> [EXERCISE DESCRIPTION]: Pick out every line of the entries below where "morning" occurs, and copy those lines.

> [SUPPLIED MATERIAL]:
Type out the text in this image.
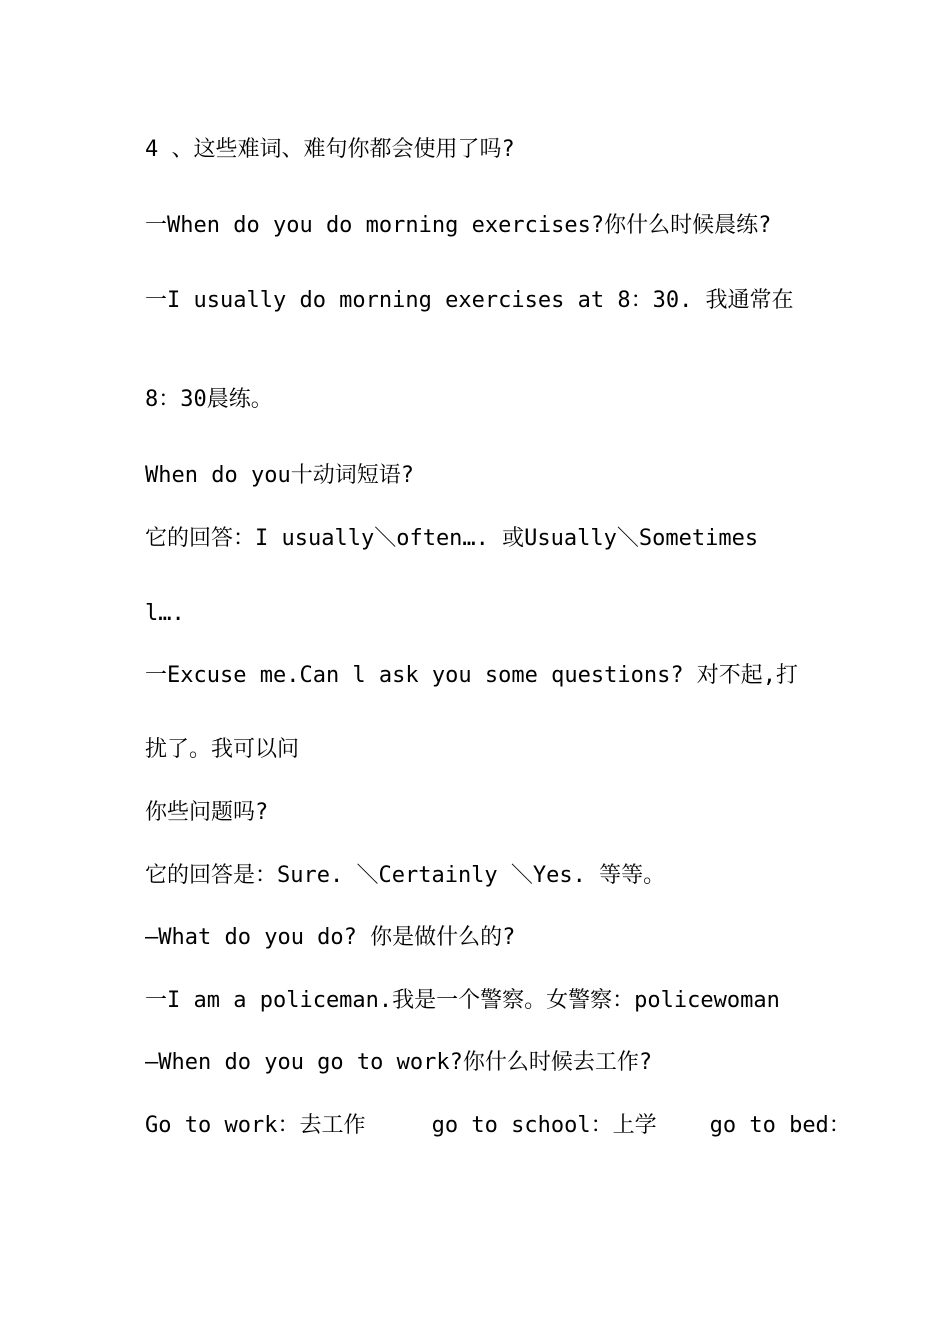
4 、这些难词、难句你都会使用了吗?

一When do you do morning exercises?你什么时候晨练?

一I usually do morning exercises at 8：30. 我通常在

8：30晨练。

When do you十动词短语?

它的回答：I usually＼often…. 或Usually＼Sometimes

l….

一Excuse me.Can l ask you some questions? 对不起,打

扰了。我可以问

你些问题吗?

它的回答是：Sure. ＼Certainly ＼Yes. 等等。

—What do you do? 你是做什么的?

一I am a policeman.我是一个警察。女警察：policewoman

—When do you go to work?你什么时候去工作?

Go to work：去工作     go to school：上学    go to bed：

> [WRITTEN RESPONSE]:
一When do you do morning exercises?你什么时候晨练?
一I usually do morning exercises at 8：30. 我通常在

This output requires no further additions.